## Task description
Only the number is needed: how many lines contain the word "Интерес"?

---

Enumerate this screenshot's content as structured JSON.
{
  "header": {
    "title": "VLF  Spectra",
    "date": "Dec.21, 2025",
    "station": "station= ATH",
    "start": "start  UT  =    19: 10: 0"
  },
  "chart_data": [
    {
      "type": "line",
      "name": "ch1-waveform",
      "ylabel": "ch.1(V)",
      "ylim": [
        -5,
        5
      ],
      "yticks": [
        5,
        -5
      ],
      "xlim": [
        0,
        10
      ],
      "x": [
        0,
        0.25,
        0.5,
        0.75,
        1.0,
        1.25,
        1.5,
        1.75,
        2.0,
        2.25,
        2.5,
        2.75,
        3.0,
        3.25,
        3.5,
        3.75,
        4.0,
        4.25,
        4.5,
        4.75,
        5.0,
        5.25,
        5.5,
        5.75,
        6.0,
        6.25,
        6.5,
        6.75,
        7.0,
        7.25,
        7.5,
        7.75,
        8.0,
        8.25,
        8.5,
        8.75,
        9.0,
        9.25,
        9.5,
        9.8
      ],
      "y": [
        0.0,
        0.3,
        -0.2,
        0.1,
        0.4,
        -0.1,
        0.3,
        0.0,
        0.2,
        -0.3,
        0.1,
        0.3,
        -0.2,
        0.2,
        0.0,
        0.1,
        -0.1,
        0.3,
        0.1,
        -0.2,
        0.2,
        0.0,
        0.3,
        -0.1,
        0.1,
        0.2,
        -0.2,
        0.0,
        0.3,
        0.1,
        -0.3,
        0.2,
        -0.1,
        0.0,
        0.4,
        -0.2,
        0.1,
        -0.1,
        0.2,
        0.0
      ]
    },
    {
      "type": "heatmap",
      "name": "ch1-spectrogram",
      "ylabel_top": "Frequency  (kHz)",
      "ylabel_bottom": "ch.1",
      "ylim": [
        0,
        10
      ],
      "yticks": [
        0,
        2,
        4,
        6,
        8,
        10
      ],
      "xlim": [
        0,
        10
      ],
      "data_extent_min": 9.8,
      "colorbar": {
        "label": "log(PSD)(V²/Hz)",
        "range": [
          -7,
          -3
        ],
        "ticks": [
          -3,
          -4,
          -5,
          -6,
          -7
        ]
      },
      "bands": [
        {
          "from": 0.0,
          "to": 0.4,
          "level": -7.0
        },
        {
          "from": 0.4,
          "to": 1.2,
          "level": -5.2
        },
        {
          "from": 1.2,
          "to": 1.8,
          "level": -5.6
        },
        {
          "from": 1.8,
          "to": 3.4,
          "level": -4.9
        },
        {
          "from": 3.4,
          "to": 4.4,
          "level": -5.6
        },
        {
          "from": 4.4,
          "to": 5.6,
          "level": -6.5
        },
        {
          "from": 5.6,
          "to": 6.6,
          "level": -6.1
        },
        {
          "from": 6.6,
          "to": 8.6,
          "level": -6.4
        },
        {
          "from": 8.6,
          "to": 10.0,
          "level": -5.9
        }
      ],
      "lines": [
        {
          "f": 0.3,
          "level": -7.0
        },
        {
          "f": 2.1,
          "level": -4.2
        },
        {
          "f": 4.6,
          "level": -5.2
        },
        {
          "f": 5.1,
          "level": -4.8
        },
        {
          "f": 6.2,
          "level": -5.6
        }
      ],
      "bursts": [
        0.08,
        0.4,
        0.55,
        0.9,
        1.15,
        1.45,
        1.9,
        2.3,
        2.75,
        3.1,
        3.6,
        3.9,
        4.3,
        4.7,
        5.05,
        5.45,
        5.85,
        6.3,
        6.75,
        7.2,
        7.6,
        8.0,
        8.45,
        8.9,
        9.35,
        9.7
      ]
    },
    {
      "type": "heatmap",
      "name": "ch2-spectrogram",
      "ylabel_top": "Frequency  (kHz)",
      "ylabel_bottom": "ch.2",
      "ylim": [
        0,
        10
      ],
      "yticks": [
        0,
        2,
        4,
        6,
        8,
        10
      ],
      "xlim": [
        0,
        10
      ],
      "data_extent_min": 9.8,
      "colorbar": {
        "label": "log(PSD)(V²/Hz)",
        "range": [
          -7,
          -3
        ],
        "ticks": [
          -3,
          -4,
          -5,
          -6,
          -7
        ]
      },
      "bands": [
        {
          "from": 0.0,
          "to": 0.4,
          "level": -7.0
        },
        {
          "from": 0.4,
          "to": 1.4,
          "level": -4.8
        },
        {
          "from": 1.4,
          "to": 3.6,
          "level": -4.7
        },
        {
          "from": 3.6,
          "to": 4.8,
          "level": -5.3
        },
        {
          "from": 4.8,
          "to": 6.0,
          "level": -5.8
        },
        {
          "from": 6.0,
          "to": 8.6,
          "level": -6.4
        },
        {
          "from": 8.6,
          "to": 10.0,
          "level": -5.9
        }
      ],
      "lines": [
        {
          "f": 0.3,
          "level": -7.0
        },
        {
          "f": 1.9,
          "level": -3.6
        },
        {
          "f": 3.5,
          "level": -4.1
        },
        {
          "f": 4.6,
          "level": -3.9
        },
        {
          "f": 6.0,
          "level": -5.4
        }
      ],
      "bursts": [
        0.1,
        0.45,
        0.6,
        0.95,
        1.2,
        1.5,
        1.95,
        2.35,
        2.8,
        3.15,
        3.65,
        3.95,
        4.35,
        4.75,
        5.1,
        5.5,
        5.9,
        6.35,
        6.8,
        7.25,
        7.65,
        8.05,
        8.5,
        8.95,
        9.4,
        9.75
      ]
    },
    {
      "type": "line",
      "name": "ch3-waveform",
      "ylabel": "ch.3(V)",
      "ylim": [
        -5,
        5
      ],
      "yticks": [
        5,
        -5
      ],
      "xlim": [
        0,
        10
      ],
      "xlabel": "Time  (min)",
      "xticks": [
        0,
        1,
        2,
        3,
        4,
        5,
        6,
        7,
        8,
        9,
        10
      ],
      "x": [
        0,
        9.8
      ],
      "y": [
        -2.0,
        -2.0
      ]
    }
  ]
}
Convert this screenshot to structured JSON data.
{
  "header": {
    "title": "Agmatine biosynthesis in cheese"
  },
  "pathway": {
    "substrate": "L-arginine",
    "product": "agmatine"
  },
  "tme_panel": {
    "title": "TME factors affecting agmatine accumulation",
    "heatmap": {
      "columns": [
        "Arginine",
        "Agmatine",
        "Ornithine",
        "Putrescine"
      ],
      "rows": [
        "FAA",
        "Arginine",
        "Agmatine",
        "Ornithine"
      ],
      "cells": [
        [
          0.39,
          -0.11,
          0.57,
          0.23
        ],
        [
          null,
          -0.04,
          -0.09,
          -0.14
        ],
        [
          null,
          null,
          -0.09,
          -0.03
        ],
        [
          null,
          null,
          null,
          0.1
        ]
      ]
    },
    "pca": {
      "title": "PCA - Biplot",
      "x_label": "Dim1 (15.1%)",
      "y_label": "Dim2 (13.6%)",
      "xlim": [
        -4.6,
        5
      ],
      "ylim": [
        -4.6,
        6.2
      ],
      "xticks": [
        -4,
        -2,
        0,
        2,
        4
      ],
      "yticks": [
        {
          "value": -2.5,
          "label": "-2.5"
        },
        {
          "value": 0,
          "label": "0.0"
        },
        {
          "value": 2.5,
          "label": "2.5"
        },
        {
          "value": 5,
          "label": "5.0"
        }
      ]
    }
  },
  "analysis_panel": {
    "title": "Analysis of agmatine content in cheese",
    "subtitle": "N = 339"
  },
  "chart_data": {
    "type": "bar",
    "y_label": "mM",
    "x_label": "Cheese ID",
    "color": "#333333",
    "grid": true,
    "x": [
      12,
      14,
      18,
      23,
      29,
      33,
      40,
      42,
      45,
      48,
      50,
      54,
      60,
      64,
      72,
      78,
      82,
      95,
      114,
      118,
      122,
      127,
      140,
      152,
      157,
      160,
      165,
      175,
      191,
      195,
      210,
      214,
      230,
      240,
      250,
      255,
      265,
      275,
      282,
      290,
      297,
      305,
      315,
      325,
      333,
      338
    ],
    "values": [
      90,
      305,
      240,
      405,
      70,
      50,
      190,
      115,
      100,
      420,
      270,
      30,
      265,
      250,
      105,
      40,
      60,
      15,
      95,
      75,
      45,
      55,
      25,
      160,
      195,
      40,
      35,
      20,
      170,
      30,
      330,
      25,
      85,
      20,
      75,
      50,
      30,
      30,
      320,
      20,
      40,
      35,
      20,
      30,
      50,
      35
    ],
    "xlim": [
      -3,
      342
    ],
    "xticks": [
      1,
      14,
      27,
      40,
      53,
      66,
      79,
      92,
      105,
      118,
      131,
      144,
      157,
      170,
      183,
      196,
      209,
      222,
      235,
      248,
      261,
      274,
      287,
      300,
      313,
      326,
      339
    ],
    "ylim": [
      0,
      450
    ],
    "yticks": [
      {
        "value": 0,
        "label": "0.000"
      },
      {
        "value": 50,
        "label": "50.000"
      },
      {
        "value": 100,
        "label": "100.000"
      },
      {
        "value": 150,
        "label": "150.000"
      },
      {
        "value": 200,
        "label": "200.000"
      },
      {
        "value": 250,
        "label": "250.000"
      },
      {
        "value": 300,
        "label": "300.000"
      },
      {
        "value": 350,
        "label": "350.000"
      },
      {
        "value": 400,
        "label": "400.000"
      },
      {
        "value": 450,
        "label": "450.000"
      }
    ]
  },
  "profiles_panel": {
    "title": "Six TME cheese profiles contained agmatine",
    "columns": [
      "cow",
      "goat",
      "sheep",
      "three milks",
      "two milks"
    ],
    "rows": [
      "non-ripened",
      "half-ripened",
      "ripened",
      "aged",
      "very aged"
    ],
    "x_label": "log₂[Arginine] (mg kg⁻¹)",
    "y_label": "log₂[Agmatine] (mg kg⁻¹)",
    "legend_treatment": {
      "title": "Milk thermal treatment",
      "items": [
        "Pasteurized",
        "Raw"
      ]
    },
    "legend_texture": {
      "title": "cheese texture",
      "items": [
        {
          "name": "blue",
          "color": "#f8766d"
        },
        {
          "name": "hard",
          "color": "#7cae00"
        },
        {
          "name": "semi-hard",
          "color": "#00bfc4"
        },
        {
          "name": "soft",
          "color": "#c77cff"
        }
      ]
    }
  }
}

---

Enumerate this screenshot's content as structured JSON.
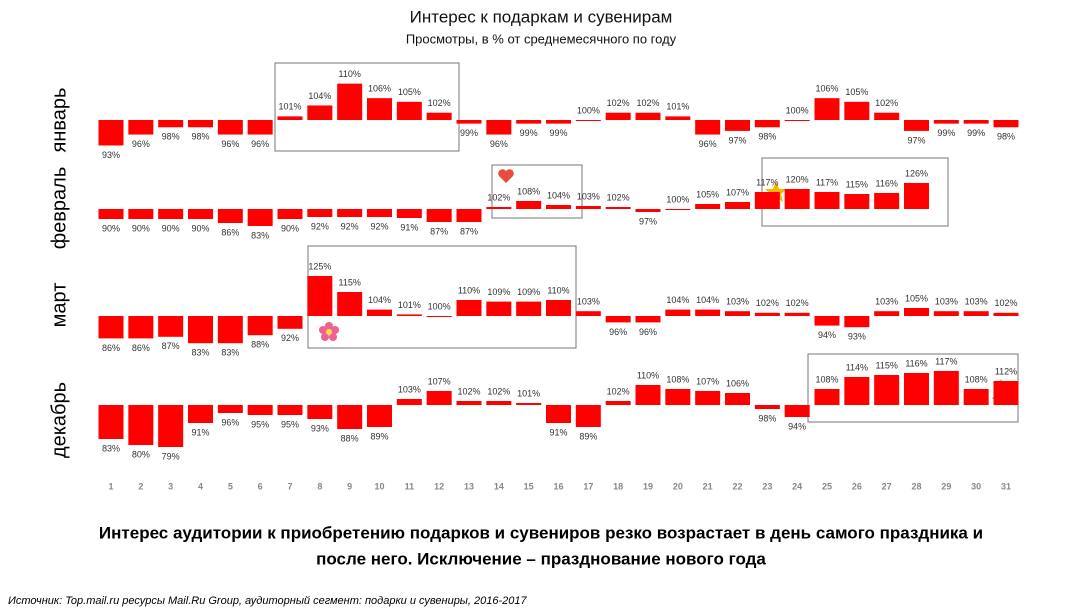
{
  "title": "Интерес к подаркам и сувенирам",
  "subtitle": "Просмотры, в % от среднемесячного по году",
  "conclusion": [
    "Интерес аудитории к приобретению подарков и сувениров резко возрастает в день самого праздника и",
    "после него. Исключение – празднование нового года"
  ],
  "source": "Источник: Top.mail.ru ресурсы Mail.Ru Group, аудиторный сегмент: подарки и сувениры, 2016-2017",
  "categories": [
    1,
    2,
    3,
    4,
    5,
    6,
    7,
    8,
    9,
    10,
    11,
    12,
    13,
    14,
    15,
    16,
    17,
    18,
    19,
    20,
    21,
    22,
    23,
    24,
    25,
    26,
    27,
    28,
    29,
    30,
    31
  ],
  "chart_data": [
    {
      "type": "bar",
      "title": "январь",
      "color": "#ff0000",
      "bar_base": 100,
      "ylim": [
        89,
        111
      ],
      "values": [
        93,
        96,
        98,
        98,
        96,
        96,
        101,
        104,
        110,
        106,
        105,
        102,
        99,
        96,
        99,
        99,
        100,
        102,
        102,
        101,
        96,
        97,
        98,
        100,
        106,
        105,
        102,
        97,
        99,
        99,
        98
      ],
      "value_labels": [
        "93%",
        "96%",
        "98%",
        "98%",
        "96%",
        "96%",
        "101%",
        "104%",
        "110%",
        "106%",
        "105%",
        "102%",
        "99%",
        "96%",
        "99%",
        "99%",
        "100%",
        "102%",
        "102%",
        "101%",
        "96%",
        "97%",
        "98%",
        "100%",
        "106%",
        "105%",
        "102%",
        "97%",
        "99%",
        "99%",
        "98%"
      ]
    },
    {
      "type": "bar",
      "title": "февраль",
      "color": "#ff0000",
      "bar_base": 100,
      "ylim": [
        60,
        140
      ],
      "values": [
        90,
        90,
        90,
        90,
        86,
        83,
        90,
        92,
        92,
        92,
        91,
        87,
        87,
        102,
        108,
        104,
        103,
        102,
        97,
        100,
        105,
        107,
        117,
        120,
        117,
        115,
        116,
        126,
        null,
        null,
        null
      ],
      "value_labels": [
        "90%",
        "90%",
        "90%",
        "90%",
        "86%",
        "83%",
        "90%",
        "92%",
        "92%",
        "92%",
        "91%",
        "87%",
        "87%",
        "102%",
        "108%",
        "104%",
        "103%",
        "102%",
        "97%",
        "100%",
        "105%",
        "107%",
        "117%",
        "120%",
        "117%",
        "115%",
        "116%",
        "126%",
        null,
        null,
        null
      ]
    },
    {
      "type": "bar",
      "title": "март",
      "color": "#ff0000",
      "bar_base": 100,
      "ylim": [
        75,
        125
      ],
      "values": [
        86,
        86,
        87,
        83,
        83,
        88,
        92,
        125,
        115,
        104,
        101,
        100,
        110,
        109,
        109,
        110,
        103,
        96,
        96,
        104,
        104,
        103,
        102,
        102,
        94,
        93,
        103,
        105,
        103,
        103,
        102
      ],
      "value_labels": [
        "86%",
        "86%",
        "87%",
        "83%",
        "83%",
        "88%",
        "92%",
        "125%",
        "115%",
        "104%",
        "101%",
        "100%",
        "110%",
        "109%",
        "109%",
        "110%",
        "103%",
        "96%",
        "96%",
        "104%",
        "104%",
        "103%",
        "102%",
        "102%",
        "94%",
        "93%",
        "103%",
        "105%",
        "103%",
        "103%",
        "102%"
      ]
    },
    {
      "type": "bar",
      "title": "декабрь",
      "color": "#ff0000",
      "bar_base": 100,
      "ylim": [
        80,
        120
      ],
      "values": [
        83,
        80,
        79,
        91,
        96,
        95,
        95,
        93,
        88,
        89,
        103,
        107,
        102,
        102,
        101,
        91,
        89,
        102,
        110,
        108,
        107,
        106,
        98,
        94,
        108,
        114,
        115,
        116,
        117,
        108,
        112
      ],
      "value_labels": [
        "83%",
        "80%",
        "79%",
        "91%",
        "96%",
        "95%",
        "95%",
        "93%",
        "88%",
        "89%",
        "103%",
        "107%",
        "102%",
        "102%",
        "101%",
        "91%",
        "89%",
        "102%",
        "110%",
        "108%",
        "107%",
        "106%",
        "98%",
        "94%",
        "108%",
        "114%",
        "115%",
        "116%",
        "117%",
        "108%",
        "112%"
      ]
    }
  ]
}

---

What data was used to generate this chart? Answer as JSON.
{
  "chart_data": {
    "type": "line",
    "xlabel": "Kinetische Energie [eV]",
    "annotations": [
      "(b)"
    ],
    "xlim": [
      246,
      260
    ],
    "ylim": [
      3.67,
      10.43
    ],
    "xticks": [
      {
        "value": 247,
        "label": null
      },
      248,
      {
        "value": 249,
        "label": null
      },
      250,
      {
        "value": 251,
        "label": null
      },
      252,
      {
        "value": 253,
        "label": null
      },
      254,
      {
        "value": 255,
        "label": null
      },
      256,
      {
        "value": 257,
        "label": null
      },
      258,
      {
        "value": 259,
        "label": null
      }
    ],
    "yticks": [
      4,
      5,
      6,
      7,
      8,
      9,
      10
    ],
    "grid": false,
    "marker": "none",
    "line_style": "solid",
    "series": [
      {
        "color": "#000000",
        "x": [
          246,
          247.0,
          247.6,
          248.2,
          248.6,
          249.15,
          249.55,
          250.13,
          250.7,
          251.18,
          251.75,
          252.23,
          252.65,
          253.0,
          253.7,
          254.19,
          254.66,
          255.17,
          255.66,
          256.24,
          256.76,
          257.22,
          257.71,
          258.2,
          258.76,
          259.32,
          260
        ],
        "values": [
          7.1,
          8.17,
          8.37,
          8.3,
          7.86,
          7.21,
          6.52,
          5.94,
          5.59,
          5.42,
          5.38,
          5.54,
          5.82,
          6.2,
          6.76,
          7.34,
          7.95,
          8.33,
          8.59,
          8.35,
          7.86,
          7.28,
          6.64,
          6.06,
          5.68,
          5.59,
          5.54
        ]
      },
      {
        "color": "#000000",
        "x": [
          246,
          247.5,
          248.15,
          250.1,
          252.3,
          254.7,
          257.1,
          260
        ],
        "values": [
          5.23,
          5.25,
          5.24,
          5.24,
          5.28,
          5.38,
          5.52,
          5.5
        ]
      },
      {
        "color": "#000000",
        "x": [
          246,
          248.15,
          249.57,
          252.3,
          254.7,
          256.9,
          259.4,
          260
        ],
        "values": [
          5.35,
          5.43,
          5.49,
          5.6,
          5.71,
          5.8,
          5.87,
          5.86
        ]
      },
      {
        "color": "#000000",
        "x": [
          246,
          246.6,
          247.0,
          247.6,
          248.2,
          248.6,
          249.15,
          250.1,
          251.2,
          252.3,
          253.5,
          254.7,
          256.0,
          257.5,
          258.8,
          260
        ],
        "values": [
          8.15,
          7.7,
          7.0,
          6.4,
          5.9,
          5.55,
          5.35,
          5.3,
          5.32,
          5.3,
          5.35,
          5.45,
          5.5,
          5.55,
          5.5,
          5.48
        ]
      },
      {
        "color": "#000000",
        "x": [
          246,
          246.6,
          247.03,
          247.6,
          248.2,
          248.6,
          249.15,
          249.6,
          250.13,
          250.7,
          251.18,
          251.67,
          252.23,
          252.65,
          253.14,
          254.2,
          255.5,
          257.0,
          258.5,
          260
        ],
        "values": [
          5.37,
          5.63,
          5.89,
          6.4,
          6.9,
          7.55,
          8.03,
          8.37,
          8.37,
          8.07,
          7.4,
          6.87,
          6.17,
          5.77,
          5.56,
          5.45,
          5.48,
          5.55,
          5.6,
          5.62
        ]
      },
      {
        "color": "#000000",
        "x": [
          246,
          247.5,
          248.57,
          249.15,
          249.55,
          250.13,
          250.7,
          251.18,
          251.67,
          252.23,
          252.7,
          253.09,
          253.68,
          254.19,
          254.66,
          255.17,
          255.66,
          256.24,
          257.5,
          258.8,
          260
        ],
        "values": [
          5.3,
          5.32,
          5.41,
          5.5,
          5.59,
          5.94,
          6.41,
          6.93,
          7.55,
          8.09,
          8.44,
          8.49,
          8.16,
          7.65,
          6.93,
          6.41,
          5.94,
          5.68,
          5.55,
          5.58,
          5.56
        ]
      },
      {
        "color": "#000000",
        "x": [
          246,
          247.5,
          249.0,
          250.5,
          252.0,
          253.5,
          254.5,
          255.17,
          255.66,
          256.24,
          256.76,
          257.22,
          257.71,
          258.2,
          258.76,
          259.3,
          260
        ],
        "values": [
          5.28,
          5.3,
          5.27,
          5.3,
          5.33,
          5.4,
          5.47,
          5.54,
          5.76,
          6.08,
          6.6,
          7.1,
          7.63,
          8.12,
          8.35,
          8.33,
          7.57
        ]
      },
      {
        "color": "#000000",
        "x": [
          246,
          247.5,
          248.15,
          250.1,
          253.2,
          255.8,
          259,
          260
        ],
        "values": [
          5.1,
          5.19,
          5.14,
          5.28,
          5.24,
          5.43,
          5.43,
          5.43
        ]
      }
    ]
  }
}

---

## Solution to this exercise
2